[Start of Records to use]

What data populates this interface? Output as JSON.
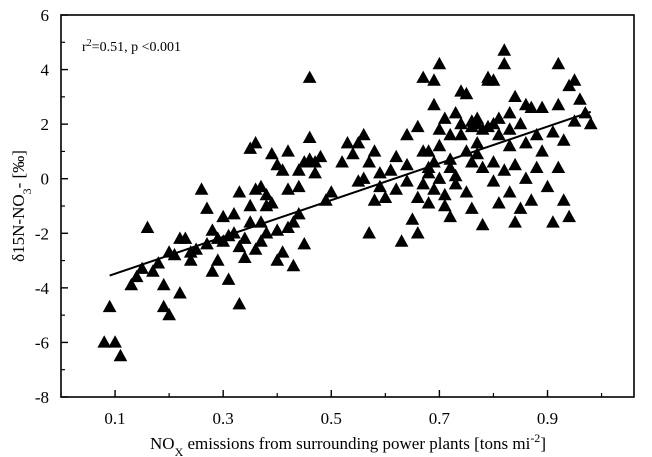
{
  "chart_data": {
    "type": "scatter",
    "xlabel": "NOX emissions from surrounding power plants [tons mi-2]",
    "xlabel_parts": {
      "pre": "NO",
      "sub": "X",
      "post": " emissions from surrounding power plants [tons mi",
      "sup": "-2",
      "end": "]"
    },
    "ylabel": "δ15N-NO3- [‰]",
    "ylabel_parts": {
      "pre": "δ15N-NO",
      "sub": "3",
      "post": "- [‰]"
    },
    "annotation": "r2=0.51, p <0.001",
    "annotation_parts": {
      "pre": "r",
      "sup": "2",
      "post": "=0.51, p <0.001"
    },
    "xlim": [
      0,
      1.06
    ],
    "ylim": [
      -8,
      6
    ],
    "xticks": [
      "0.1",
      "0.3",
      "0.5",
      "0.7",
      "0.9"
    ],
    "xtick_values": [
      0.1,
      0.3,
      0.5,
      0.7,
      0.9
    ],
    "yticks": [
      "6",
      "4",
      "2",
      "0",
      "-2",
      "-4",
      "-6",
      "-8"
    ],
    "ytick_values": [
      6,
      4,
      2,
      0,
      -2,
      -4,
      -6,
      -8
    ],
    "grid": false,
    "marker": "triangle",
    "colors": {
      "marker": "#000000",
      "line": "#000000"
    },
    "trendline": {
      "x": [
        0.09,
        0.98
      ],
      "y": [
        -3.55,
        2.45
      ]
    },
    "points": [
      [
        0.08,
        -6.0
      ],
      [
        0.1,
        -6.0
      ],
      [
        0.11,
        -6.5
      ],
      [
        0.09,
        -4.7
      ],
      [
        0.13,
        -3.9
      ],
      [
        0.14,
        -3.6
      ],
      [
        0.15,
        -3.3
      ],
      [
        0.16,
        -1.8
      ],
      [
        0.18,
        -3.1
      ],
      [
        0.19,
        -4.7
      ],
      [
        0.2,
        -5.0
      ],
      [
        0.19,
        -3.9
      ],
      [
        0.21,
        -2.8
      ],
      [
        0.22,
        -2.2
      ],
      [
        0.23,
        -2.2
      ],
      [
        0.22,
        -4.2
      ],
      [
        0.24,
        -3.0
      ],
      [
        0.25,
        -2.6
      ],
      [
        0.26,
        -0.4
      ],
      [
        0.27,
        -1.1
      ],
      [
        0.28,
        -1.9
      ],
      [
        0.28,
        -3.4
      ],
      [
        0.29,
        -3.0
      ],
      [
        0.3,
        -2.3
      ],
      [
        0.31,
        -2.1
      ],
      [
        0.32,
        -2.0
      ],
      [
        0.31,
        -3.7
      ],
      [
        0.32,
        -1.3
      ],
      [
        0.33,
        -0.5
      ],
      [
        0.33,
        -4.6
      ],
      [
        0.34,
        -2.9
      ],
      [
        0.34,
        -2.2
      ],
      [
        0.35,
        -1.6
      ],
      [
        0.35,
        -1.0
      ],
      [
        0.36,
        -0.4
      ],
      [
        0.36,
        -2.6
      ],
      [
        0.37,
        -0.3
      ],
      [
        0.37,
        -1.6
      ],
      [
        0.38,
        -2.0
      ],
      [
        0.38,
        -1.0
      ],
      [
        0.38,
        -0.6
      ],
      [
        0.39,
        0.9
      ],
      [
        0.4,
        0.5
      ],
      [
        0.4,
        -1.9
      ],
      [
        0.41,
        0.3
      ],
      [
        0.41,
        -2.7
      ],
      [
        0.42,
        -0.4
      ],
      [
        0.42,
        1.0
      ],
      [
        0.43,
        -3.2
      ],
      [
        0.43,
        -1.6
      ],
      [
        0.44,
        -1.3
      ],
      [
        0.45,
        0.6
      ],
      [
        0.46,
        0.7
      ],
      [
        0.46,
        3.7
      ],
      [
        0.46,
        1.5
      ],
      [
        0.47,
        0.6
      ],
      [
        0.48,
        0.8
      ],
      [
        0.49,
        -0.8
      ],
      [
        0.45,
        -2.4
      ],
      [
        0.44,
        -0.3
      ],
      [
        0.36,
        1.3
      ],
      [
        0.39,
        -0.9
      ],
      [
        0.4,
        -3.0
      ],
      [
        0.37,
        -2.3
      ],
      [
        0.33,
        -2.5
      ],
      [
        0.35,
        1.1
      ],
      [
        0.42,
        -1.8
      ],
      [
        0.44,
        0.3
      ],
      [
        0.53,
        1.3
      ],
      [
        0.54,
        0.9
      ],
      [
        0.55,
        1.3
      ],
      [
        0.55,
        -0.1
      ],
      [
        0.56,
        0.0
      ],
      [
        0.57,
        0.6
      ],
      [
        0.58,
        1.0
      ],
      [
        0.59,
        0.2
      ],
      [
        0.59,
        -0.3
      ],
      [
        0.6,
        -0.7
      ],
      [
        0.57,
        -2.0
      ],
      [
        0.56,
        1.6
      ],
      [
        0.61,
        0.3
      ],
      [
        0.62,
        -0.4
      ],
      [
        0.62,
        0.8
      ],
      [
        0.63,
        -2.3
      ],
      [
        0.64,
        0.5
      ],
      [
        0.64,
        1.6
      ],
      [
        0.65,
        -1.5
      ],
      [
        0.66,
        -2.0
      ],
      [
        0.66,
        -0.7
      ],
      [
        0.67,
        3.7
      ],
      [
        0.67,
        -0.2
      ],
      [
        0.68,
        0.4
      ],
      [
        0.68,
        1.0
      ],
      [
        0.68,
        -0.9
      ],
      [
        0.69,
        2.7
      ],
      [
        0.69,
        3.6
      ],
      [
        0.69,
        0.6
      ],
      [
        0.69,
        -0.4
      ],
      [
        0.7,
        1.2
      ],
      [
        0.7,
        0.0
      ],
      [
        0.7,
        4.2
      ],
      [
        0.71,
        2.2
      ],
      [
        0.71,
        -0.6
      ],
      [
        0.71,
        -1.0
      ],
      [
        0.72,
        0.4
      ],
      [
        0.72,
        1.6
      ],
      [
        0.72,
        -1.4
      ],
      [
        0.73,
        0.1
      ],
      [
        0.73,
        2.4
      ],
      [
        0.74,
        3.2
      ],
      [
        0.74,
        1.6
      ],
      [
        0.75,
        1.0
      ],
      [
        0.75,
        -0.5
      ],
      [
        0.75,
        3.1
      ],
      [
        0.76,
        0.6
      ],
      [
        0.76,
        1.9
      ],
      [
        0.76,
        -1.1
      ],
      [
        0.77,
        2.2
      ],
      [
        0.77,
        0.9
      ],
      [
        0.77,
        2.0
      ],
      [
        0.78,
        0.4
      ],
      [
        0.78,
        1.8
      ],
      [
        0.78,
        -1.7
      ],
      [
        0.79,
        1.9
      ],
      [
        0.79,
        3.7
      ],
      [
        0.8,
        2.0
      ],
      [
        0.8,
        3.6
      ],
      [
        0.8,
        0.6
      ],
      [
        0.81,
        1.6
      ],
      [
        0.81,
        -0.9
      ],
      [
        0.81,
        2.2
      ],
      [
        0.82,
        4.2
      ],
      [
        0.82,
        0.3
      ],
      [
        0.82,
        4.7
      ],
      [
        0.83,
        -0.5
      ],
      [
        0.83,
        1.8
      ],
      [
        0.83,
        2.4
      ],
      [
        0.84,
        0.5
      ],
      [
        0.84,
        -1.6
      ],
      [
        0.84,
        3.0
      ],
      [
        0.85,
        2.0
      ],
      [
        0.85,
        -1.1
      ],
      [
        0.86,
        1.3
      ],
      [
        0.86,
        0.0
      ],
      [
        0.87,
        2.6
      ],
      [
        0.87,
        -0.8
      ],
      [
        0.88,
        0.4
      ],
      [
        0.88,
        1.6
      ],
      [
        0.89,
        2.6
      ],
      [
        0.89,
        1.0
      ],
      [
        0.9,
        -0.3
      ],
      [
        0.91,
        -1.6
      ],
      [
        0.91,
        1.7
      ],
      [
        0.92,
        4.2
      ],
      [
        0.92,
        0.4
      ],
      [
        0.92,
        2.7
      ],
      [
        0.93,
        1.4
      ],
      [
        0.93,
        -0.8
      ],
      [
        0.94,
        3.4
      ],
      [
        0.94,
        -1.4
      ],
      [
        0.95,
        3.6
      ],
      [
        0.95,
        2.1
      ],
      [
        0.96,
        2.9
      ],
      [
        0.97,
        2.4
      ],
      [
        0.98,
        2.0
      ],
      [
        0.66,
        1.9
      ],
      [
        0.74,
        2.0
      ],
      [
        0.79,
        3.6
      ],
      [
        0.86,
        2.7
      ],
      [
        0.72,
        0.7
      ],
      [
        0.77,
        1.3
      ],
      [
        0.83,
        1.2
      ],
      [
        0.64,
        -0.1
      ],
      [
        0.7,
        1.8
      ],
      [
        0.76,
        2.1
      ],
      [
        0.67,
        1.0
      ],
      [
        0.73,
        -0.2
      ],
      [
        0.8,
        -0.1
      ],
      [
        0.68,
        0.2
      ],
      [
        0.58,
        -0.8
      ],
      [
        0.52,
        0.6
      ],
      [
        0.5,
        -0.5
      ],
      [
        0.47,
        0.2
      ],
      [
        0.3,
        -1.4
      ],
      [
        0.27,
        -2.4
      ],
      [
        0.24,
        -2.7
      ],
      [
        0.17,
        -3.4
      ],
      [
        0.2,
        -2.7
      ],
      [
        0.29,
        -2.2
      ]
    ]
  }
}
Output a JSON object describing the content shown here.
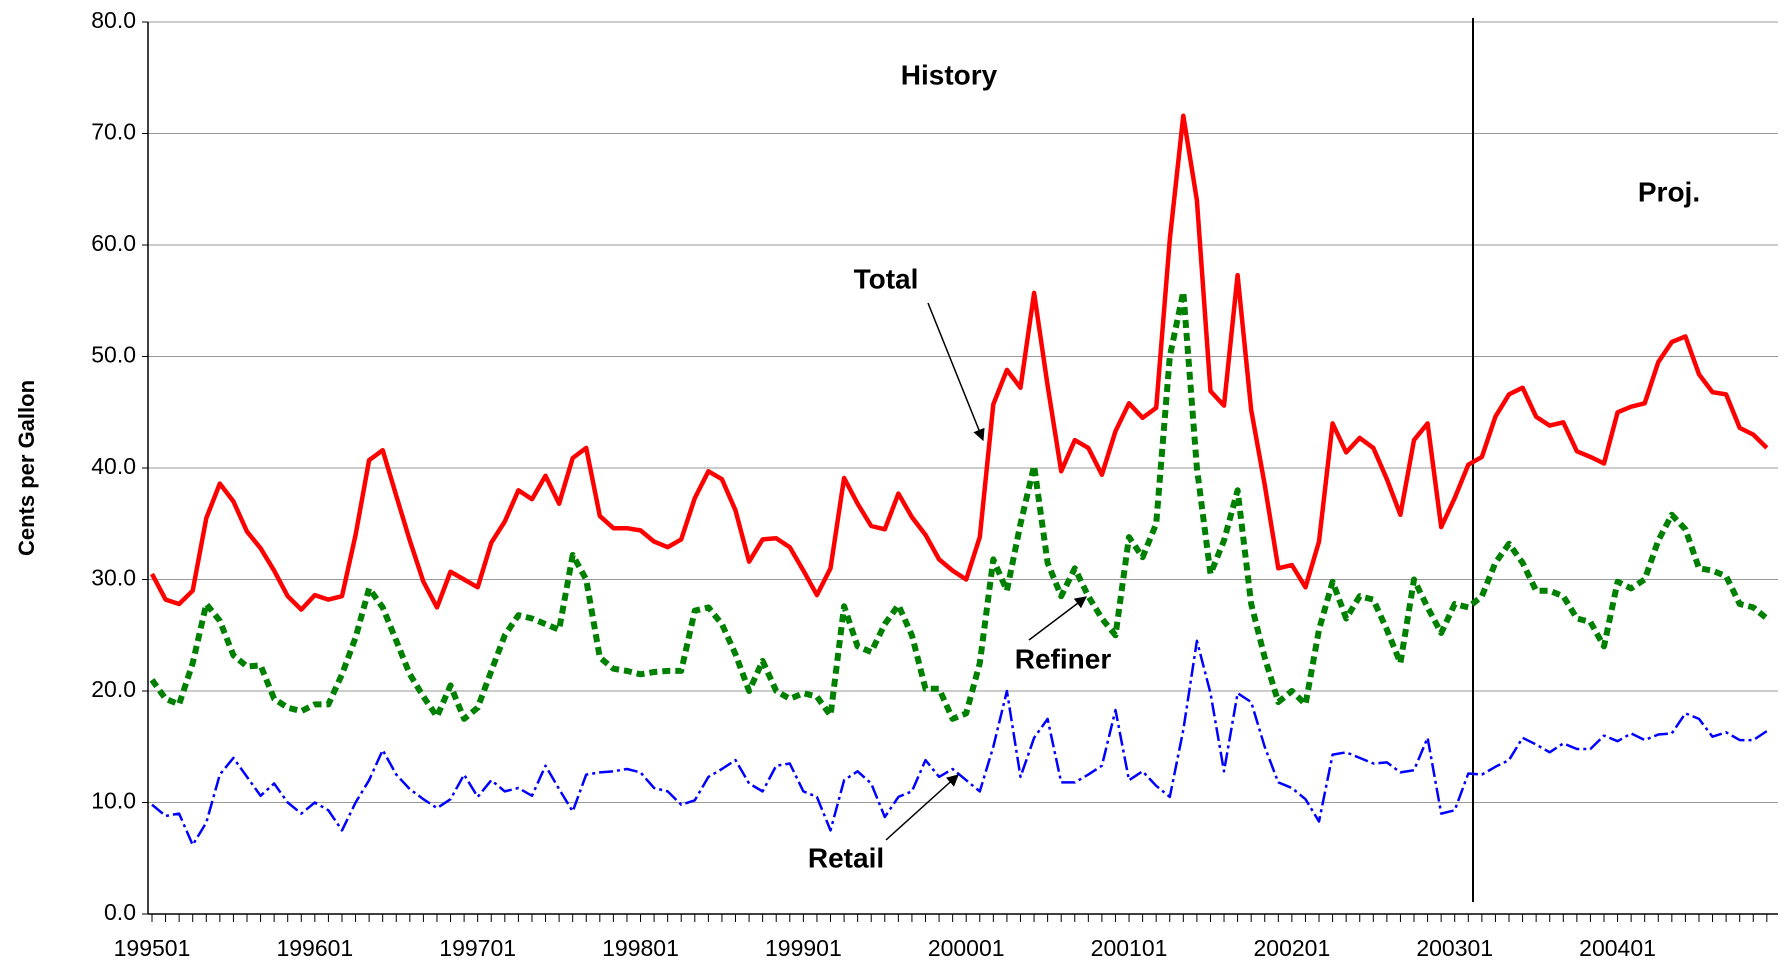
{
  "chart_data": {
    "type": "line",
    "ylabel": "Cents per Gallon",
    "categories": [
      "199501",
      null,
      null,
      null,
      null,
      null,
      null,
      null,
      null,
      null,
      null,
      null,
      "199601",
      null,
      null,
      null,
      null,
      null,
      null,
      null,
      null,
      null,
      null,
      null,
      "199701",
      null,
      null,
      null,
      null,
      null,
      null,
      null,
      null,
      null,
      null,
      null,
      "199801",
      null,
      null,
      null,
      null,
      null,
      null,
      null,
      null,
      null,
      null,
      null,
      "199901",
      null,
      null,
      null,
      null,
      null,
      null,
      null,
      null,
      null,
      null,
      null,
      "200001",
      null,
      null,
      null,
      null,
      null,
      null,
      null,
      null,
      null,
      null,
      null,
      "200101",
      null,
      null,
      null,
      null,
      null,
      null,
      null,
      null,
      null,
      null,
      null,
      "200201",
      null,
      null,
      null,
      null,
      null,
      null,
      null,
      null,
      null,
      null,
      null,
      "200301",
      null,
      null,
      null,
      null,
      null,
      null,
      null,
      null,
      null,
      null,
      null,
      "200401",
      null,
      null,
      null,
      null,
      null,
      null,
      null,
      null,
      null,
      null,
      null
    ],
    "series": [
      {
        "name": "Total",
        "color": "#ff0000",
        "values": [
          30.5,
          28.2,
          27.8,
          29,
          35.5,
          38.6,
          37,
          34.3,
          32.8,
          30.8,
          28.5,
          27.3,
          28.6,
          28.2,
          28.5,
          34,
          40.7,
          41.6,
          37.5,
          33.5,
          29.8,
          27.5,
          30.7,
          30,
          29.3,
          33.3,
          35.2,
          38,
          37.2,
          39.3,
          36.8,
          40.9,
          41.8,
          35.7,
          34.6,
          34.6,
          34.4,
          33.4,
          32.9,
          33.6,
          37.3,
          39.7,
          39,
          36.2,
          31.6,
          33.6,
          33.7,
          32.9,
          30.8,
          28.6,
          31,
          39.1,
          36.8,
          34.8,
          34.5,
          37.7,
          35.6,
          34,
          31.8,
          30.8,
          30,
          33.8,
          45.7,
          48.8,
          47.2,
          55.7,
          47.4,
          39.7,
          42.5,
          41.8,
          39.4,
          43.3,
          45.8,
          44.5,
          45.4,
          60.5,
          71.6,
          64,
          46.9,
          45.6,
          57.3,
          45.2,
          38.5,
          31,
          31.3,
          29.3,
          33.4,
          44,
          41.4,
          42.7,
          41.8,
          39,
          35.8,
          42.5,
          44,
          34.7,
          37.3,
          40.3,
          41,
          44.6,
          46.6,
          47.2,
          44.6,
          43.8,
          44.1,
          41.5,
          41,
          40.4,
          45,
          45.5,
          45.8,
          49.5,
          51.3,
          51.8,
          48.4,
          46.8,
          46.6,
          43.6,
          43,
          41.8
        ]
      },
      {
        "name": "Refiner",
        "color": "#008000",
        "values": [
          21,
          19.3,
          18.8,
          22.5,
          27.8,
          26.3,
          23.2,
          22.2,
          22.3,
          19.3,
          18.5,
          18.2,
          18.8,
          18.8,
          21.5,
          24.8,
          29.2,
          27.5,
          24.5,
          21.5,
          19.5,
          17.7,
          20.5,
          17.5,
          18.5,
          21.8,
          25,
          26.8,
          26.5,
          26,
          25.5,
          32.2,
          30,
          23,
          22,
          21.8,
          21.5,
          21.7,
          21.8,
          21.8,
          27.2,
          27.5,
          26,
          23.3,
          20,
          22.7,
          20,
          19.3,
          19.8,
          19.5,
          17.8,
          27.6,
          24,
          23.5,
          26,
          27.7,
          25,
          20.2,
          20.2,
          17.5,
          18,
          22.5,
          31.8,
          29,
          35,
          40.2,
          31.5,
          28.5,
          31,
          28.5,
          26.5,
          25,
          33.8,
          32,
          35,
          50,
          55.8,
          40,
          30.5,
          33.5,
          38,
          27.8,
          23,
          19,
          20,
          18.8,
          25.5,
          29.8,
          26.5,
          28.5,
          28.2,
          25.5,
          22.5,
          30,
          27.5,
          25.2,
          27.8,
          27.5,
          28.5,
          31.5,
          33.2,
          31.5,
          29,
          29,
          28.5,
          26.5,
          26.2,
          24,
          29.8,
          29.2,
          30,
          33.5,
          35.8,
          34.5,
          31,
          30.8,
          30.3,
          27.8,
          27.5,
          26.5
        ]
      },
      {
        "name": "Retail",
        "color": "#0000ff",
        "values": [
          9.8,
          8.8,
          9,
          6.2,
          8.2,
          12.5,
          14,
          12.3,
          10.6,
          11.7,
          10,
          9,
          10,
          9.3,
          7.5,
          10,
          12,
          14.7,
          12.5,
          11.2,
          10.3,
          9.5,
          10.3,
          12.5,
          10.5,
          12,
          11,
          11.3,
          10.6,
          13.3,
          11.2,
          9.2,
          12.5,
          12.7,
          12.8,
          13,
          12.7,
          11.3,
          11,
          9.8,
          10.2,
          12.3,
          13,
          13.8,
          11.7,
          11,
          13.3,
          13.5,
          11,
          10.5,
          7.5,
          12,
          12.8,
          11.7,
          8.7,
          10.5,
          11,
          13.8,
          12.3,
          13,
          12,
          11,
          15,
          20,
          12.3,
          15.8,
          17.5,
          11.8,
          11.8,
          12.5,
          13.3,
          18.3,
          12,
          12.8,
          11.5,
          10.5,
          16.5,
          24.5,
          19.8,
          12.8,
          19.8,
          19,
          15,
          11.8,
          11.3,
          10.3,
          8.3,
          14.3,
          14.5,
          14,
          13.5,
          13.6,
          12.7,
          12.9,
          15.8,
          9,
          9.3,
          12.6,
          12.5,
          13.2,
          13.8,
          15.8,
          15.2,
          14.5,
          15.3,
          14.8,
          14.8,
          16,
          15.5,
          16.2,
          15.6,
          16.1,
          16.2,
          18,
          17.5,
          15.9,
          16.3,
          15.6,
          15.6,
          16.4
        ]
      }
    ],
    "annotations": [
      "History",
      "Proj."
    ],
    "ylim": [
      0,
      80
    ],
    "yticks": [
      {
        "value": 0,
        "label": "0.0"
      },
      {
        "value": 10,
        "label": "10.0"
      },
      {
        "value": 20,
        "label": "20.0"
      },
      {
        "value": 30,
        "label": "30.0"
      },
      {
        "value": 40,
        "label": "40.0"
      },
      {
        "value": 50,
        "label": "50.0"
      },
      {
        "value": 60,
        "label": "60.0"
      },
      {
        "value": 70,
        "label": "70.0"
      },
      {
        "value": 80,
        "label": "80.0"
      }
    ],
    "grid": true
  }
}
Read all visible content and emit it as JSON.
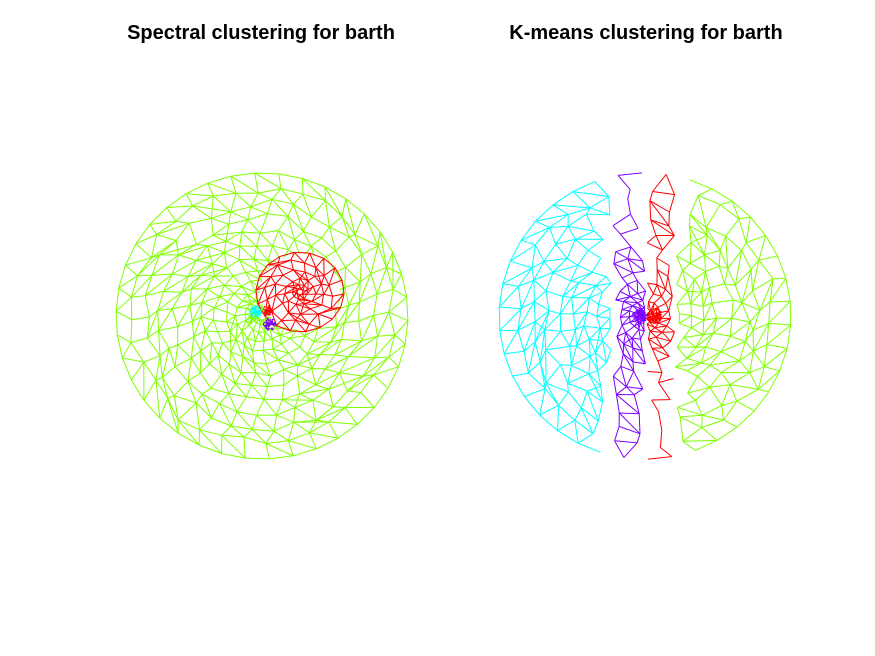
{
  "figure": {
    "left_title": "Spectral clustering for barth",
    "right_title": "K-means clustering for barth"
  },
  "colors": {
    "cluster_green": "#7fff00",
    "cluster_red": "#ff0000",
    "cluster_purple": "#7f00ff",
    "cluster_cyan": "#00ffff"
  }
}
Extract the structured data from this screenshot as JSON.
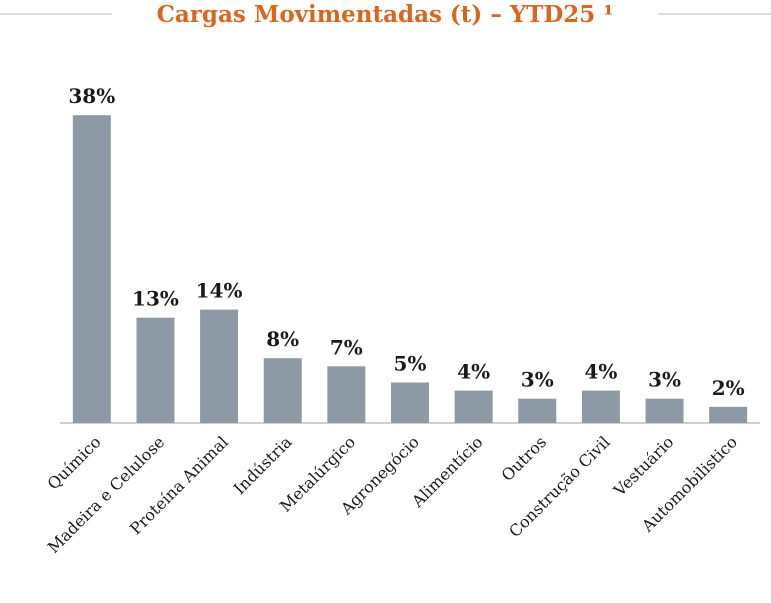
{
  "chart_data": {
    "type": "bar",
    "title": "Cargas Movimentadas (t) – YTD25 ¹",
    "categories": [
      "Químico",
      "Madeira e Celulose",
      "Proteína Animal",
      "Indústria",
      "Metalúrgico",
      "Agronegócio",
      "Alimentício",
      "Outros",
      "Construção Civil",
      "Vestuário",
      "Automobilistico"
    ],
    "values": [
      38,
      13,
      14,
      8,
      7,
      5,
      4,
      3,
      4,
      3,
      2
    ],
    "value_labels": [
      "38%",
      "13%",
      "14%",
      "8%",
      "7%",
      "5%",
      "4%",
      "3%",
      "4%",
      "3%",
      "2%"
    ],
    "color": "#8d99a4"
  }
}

[End of Records to use]

What this task involves: Filter out every line that lacks the word "Output", and copy the rest.

Final result:
What data populates this interface? Output as JSON.
Output a JSON object describing the content shown here.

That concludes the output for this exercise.